Element-and-box listing
***
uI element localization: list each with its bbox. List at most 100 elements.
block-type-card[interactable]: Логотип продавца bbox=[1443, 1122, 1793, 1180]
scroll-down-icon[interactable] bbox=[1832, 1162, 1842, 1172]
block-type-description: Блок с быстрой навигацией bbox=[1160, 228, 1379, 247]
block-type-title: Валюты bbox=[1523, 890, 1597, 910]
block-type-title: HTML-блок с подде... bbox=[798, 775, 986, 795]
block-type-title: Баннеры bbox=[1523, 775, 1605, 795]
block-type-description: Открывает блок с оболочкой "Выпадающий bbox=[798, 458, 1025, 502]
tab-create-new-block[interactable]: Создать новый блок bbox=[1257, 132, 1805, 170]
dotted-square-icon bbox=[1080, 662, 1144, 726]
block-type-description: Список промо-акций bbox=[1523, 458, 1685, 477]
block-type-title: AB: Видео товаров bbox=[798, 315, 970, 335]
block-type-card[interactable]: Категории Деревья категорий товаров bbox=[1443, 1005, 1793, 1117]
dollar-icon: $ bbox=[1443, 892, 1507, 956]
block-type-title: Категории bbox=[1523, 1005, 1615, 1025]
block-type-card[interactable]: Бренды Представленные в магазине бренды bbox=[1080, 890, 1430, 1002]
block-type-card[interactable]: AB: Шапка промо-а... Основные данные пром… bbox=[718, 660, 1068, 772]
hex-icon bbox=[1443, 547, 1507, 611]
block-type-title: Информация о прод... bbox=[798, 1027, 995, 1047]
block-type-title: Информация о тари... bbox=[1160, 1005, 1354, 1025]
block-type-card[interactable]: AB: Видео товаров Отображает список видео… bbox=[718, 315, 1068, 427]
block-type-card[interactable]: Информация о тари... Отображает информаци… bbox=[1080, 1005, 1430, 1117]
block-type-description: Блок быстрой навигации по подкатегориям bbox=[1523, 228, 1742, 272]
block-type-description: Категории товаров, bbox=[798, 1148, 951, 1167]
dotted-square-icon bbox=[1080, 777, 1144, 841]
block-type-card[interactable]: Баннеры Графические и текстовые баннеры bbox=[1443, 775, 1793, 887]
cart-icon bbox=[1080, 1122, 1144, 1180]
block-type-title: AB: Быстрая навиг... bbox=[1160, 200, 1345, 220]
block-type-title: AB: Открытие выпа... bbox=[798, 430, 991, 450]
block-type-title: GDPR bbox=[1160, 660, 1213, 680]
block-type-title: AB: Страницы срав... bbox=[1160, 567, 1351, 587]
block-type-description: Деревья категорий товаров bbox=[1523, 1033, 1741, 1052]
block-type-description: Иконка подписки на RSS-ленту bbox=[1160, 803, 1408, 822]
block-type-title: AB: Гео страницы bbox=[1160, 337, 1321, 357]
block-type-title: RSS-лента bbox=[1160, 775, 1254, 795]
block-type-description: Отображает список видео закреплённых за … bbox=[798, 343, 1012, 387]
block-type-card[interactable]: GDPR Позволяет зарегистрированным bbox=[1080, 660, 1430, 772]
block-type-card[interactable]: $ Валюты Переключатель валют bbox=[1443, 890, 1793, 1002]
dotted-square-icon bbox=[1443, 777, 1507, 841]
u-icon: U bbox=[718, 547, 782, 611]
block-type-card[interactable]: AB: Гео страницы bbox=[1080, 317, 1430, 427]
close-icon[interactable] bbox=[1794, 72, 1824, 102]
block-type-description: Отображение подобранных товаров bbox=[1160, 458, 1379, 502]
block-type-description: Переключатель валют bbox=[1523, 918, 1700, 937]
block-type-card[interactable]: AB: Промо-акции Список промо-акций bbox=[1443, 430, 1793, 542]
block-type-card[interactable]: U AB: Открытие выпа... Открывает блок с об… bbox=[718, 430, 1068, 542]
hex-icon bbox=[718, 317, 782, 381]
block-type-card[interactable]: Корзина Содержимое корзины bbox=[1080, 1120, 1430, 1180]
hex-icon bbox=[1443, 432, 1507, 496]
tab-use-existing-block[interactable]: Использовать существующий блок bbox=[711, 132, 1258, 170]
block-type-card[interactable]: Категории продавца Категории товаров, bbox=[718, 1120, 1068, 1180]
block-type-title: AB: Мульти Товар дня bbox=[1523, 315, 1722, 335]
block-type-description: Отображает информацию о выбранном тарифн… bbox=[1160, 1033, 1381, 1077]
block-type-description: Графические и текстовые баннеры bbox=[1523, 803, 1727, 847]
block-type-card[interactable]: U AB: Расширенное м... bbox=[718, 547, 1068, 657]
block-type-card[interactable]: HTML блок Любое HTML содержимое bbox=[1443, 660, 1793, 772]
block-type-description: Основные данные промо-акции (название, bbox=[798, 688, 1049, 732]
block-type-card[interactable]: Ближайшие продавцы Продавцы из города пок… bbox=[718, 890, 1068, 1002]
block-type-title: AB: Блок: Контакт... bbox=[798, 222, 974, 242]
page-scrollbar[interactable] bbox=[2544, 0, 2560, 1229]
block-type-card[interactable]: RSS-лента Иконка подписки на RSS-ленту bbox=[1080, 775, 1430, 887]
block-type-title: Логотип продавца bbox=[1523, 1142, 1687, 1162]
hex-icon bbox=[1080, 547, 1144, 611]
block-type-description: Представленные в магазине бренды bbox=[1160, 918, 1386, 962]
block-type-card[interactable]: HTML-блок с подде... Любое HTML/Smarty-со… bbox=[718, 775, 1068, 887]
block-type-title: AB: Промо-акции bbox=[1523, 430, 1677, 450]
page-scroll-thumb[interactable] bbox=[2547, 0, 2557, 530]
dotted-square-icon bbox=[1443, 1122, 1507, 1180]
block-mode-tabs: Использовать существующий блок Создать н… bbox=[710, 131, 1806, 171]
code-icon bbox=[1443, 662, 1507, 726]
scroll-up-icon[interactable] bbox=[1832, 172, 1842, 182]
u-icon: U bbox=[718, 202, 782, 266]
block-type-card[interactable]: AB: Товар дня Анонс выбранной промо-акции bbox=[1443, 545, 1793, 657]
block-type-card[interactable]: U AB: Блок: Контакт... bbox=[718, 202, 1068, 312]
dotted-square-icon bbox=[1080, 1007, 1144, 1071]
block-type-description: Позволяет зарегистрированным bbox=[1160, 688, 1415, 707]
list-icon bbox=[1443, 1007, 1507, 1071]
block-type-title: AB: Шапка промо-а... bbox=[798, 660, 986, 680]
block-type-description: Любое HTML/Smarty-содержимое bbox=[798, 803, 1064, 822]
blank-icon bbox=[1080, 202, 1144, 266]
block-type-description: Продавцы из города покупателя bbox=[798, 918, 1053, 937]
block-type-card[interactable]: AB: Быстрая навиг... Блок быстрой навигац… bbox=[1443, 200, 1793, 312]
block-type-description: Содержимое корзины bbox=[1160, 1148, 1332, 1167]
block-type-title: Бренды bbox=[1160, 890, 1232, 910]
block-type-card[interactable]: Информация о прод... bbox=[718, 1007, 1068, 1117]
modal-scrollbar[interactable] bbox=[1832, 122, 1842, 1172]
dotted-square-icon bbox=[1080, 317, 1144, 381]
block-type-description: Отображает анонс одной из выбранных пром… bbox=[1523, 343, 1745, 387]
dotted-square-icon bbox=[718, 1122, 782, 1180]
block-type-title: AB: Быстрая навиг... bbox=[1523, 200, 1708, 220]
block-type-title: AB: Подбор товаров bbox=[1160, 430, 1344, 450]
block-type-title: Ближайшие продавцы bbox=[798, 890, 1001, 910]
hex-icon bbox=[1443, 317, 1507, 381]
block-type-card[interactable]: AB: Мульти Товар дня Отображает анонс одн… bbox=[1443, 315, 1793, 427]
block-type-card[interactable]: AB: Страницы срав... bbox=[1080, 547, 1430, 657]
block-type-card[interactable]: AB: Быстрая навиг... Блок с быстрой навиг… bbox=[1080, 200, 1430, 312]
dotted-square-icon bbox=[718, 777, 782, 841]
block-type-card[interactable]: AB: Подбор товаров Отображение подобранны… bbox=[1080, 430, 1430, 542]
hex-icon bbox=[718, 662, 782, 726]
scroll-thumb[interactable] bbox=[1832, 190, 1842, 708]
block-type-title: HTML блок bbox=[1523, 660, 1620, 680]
***
--- What is being asked ---
Gather every line of the listing above that contains the string "корзины", matching case exactly.

--- Solution to the exercise ---
block-type-card[interactable]: Корзина Содержимое корзины bbox=[1080, 1120, 1430, 1180]
block-type-description: Содержимое корзины bbox=[1160, 1148, 1332, 1167]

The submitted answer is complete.